#### THE TASK:
Filter the data for lines with the word "JSON", then copy every line so identified.

#### MATERIALS PROVIDED:
((
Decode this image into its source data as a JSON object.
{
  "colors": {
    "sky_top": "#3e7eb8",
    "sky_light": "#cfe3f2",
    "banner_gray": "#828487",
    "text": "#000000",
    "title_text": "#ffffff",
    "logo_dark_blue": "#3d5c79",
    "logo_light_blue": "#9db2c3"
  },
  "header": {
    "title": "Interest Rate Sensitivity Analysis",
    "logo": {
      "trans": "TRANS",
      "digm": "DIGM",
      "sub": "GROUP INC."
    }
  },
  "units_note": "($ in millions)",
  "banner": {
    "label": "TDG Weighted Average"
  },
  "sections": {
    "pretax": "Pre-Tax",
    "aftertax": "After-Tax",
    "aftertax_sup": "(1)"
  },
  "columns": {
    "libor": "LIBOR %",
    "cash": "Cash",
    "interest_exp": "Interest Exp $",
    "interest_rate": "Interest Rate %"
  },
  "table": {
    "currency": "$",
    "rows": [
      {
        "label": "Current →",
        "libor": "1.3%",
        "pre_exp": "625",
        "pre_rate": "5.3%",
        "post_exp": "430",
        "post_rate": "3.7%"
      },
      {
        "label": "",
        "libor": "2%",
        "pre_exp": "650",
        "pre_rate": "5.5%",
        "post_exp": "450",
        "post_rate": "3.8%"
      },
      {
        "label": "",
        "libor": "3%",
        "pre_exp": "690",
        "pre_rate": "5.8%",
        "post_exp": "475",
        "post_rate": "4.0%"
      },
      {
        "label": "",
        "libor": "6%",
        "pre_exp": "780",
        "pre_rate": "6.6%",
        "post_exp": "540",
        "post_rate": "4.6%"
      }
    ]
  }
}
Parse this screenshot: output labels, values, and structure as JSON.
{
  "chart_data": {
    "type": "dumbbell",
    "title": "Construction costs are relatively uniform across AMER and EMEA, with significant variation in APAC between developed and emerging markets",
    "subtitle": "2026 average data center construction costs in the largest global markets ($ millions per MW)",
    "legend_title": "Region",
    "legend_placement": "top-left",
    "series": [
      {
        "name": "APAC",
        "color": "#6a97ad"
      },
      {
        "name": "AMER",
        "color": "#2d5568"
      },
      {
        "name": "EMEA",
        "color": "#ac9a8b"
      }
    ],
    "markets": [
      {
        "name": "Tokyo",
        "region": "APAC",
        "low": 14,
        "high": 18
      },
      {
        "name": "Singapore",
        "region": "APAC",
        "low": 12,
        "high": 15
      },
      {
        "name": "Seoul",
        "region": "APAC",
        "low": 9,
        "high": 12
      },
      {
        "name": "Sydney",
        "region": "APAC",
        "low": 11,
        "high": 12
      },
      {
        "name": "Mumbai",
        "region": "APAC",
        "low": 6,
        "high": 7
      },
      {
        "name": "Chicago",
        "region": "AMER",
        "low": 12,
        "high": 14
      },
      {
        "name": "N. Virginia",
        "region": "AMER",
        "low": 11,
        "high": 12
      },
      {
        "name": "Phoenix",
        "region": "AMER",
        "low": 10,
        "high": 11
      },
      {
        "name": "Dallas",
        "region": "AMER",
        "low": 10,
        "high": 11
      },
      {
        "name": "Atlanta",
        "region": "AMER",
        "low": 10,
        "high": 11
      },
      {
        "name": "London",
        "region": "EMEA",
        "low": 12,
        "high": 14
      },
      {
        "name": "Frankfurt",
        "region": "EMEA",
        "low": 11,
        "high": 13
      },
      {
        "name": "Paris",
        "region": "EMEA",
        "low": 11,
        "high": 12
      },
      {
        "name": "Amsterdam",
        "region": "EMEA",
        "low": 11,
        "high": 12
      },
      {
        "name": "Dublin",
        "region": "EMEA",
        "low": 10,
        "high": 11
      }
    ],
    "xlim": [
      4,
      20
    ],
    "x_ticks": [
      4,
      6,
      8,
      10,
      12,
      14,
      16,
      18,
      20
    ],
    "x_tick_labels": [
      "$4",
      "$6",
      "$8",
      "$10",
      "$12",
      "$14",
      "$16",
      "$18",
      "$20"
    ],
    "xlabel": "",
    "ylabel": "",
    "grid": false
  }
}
))
#### SOLUTION FOR THIS EXERCISE:
Decode this image into its source data as a JSON object.
Parse this screenshot: output labels, values, and structure as JSON.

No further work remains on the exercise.